** Begin Dataset content **
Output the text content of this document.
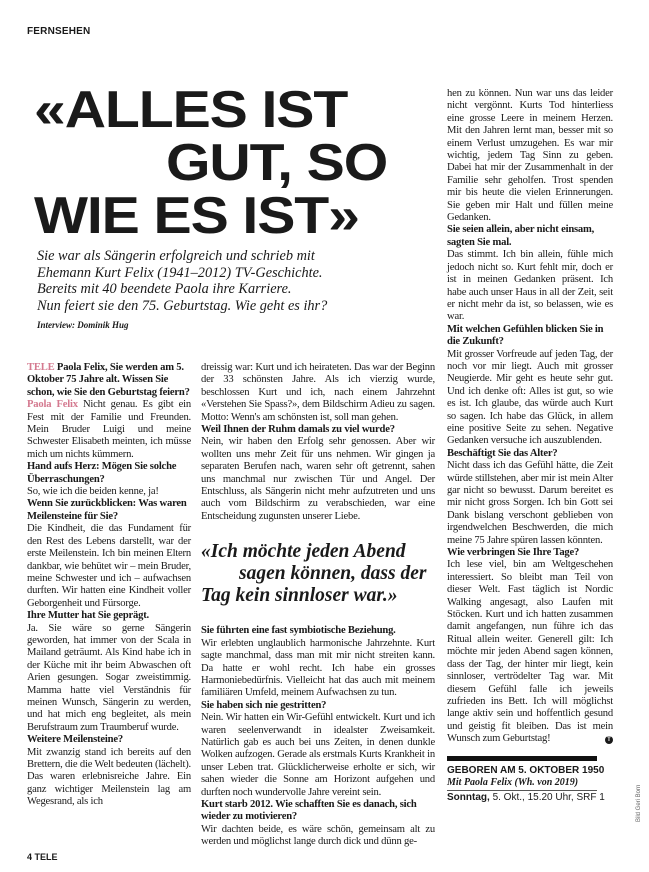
FERNSEHEN
«ALLES IST
GUT, SO
WIE ES IST»
Sie war als Sängerin erfolgreich und schrieb mit
Ehemann Kurt Felix (1941–2012) TV-Geschichte.
Bereits mit 40 beendete Paola ihre Karriere.
Nun feiert sie den 75. Geburtstag. Wie geht es ihr?
Interview: Dominik Hug
TELE Paola Felix, Sie werden am 5. Oktober 75 Jahre alt. Wissen Sie schon, wie Sie den Geburtstag feiern?
Paola Felix Nicht genau. Es gibt ein Fest mit der Familie und Freunden. Mein Bruder Luigi und meine Schwester Elisabeth meinten, ich müsse mich um nichts kümmern.
Hand aufs Herz: Mögen Sie solche Überraschungen?
So, wie ich die beiden kenne, ja!
Wenn Sie zurückblicken: Was waren Meilensteine für Sie?
Die Kindheit, die das Fundament für den Rest des Lebens darstellt, war der erste Meilenstein. Ich bin meinen Eltern dankbar, wie behütet wir – mein Bruder, meine Schwester und ich – aufwachsen durften. Wir hatten eine Kindheit voller Geborgenheit und Fürsorge.
Ihre Mutter hat Sie geprägt.
Ja. Sie wäre so gerne Sängerin geworden, hat immer von der Scala in Mailand geträumt. Als Kind habe ich in der Küche mit ihr beim Abwaschen oft Arien gesungen. Sogar zweistimmig. Mamma hatte viel Verständnis für meinen Wunsch, Sängerin zu werden, und hat mich eng begleitet, als mein Berufstraum zum Traumberuf wurde.
Weitere Meilensteine?
Mit zwanzig stand ich bereits auf den Brettern, die die Welt bedeuten (lächelt). Das waren erlebnisreiche Jahre. Ein ganz wichtiger Meilenstein lag am Wegesrand, als ich
dreissig war: Kurt und ich heirateten. Das war der Beginn der 33 schönsten Jahre. Als ich vierzig wurde, beschlossen Kurt und ich, nach einem Jahrzehnt «Verstehen Sie Spass?», dem Bildschirm Adieu zu sagen. Motto: Wenn's am schönsten ist, soll man gehen.
Weil Ihnen der Ruhm damals zu viel wurde?
Nein, wir haben den Erfolg sehr genossen. Aber wir wollten uns mehr Zeit für uns nehmen. Wir gingen ja separaten Berufen nach, waren sehr oft getrennt, sahen uns manchmal nur zwischen Tür und Angel. Der Entschluss, als Sängerin nicht mehr aufzutreten und uns auch vom Bildschirm zu verabschieden, war eine Entscheidung zugunsten unserer Liebe.
«Ich möchte jeden Abend
sagen können, dass der
Tag kein sinnloser war.»
Sie führten eine fast symbiotische Beziehung.
Wir erlebten unglaublich harmonische Jahrzehnte. Kurt sagte manchmal, dass man mit mir nicht streiten kann. Da hatte er wohl recht. Ich habe ein grosses Harmoniebedürfnis. Vielleicht hat das auch mit meinem familiären Umfeld, meinem Aufwachsen zu tun.
Sie haben sich nie gestritten?
Nein. Wir hatten ein Wir-Gefühl entwickelt. Kurt und ich waren seelenverwandt in idealster Zweisamkeit. Natürlich gab es auch bei uns Zeiten, in denen dunkle Wolken aufzogen. Gerade als erstmals Kurts Krankheit in unser Leben trat. Glücklicherweise erholte er sich, wir sahen wieder die Sonne am Horizont aufgehen und durften noch wundervolle Jahre vereint sein.
Kurt starb 2012. Wie schafften Sie es danach, sich wieder zu motivieren?
Wir dachten beide, es wäre schön, gemeinsam alt zu werden und möglichst lange durch dick und dünn ge-
hen zu können. Nun war uns das leider nicht vergönnt. Kurts Tod hinterliess eine grosse Leere in meinem Herzen. Mit den Jahren lernt man, besser mit so einem Verlust umzugehen. Es war mir wichtig, jedem Tag Sinn zu geben. Dabei hat mir der Zusammenhalt in der Familie sehr geholfen. Trost spenden mir bis heute die vielen Erinnerungen. Sie geben mir Halt und füllen meine Gedanken.
Sie seien allein, aber nicht einsam, sagten Sie mal.
Das stimmt. Ich bin allein, fühle mich jedoch nicht so. Kurt fehlt mir, doch er ist in meinen Gedanken präsent. Ich habe auch unser Haus in all der Zeit, seit er nicht mehr da ist, so belassen, wie es war.
Mit welchen Gefühlen blicken Sie in die Zukunft?
Mit grosser Vorfreude auf jeden Tag, der noch vor mir liegt. Auch mit grosser Neugierde. Mir geht es heute sehr gut. Und ich denke oft: Alles ist gut, so wie es ist. Ich glaube, das würde auch Kurt so sagen. Ich habe das Glück, in allem eine positive Seite zu sehen. Negative Gedanken versuche ich auszublenden.
Beschäftigt Sie das Alter?
Nicht dass ich das Gefühl hätte, die Zeit würde stillstehen, aber mir ist mein Alter gar nicht so bewusst. Darum bereitet es mir nicht gross Sorgen. Ich bin Gott sei Dank bislang verschont geblieben von irgendwelchen Beschwerden, die mich meine 75 Jahre spüren lassen könnten.
Wie verbringen Sie Ihre Tage?
Ich lese viel, bin am Weltgeschehen interessiert. So bleibt man Teil von dieser Welt. Fast täglich ist Nordic Walking angesagt, also Laufen mit Stöcken. Kurt und ich hatten zusammen damit angefangen, nun führe ich das Ritual allein weiter. Generell gilt: Ich möchte mir jeden Abend sagen können, dass der Tag, der hinter mir liegt, kein sinnloser, vertrödelter Tag war. Mit diesem Gefühl falle ich jeweils zufrieden ins Bett. Ich will möglichst lange aktiv sein und hoffentlich gesund und geistig fit bleiben. Das ist mein Wunsch zum Geburtstag!	T
GEBOREN AM 5. OKTOBER 1950
Mit Paola Felix (Wh. von 2019)
Sonntag, 5. Okt., 15.20 Uhr, SRF 1	Bild Geri Born
4 TELE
** End Dataset content **
**Directions**
Pictures are excluded; copy every other part of the records exactly.

**Result**
Output the text content of this document.
FERNSEHEN
«ALLES IST
GUT, SO
WIE ES IST»
Sie war als Sängerin erfolgreich und schrieb mit
Ehemann Kurt Felix (1941–2012) TV-Geschichte.
Bereits mit 40 beendete Paola ihre Karriere.
Nun feiert sie den 75. Geburtstag. Wie geht es ihr?
Interview: Dominik Hug
TELE Paola Felix, Sie werden am 5. Oktober 75 Jahre alt. Wissen Sie schon, wie Sie den Geburtstag feiern?
Paola Felix Nicht genau. Es gibt ein Fest mit der Familie und Freunden. Mein Bruder Luigi und meine Schwester Elisabeth meinten, ich müsse mich um nichts kümmern.
Hand aufs Herz: Mögen Sie solche Überraschungen?
So, wie ich die beiden kenne, ja!
Wenn Sie zurückblicken: Was waren Meilensteine für Sie?
Die Kindheit, die das Fundament für den Rest des Lebens darstellt, war der erste Meilenstein. Ich bin meinen Eltern dankbar, wie behütet wir – mein Bruder, meine Schwester und ich – aufwachsen durften. Wir hatten eine Kindheit voller Geborgenheit und Fürsorge.
Ihre Mutter hat Sie geprägt.
Ja. Sie wäre so gerne Sängerin geworden, hat immer von der Scala in Mailand geträumt. Als Kind habe ich in der Küche mit ihr beim Abwaschen oft Arien gesungen. Sogar zweistimmig. Mamma hatte viel Verständnis für meinen Wunsch, Sängerin zu werden, und hat mich eng begleitet, als mein Berufstraum zum Traumberuf wurde.
Weitere Meilensteine?
Mit zwanzig stand ich bereits auf den Brettern, die die Welt bedeuten (lächelt). Das waren erlebnisreiche Jahre. Ein ganz wichtiger Meilenstein lag am Wegesrand, als ich
dreissig war: Kurt und ich heirateten. Das war der Beginn der 33 schönsten Jahre. Als ich vierzig wurde, beschlossen Kurt und ich, nach einem Jahrzehnt «Verstehen Sie Spass?», dem Bildschirm Adieu zu sagen. Motto: Wenn's am schönsten ist, soll man gehen.
Weil Ihnen der Ruhm damals zu viel wurde?
Nein, wir haben den Erfolg sehr genossen. Aber wir wollten uns mehr Zeit für uns nehmen. Wir gingen ja separaten Berufen nach, waren sehr oft getrennt, sahen uns manchmal nur zwischen Tür und Angel. Der Entschluss, als Sängerin nicht mehr aufzutreten und uns auch vom Bildschirm zu verabschieden, war eine Entscheidung zugunsten unserer Liebe.
«Ich möchte jeden Abend
sagen können, dass der
Tag kein sinnloser war.»
Sie führten eine fast symbiotische Beziehung.
Wir erlebten unglaublich harmonische Jahrzehnte. Kurt sagte manchmal, dass man mit mir nicht streiten kann. Da hatte er wohl recht. Ich habe ein grosses Harmoniebedürfnis. Vielleicht hat das auch mit meinem familiären Umfeld, meinem Aufwachsen zu tun.
Sie haben sich nie gestritten?
Nein. Wir hatten ein Wir-Gefühl entwickelt. Kurt und ich waren seelenverwandt in idealster Zweisamkeit. Natürlich gab es auch bei uns Zeiten, in denen dunkle Wolken aufzogen. Gerade als erstmals Kurts Krankheit in unser Leben trat. Glücklicherweise erholte er sich, wir sahen wieder die Sonne am Horizont aufgehen und durften noch wundervolle Jahre vereint sein.
Kurt starb 2012. Wie schafften Sie es danach, sich wieder zu motivieren?
Wir dachten beide, es wäre schön, gemeinsam alt zu werden und möglichst lange durch dick und dünn ge-
hen zu können. Nun war uns das leider nicht vergönnt. Kurts Tod hinterliess eine grosse Leere in meinem Herzen. Mit den Jahren lernt man, besser mit so einem Verlust umzugehen. Es war mir wichtig, jedem Tag Sinn zu geben. Dabei hat mir der Zusammenhalt in der Familie sehr geholfen. Trost spenden mir bis heute die vielen Erinnerungen. Sie geben mir Halt und füllen meine Gedanken.
Sie seien allein, aber nicht einsam, sagten Sie mal.
Das stimmt. Ich bin allein, fühle mich jedoch nicht so. Kurt fehlt mir, doch er ist in meinen Gedanken präsent. Ich habe auch unser Haus in all der Zeit, seit er nicht mehr da ist, so belassen, wie es war.
Mit welchen Gefühlen blicken Sie in die Zukunft?
Mit grosser Vorfreude auf jeden Tag, der noch vor mir liegt. Auch mit grosser Neugierde. Mir geht es heute sehr gut. Und ich denke oft: Alles ist gut, so wie es ist. Ich glaube, das würde auch Kurt so sagen. Ich habe das Glück, in allem eine positive Seite zu sehen. Negative Gedanken versuche ich auszublenden.
Beschäftigt Sie das Alter?
Nicht dass ich das Gefühl hätte, die Zeit würde stillstehen, aber mir ist mein Alter gar nicht so bewusst. Darum bereitet es mir nicht gross Sorgen. Ich bin Gott sei Dank bislang verschont geblieben von irgendwelchen Beschwerden, die mich meine 75 Jahre spüren lassen könnten.
Wie verbringen Sie Ihre Tage?
Ich lese viel, bin am Weltgeschehen interessiert. So bleibt man Teil von dieser Welt. Fast täglich ist Nordic Walking angesagt, also Laufen mit Stöcken. Kurt und ich hatten zusammen damit angefangen, nun führe ich das Ritual allein weiter. Generell gilt: Ich möchte mir jeden Abend sagen können, dass der Tag, der hinter mir liegt, kein sinnloser, vertrödelter Tag war. Mit diesem Gefühl falle ich jeweils zufrieden ins Bett. Ich will möglichst lange aktiv sein und hoffentlich gesund und geistig fit bleiben. Das ist mein Wunsch zum Geburtstag!	T
GEBOREN AM 5. OKTOBER 1950
Mit Paola Felix (Wh. von 2019)
Sonntag, 5. Okt., 15.20 Uhr, SRF 1	Bild Geri Born
4 TELE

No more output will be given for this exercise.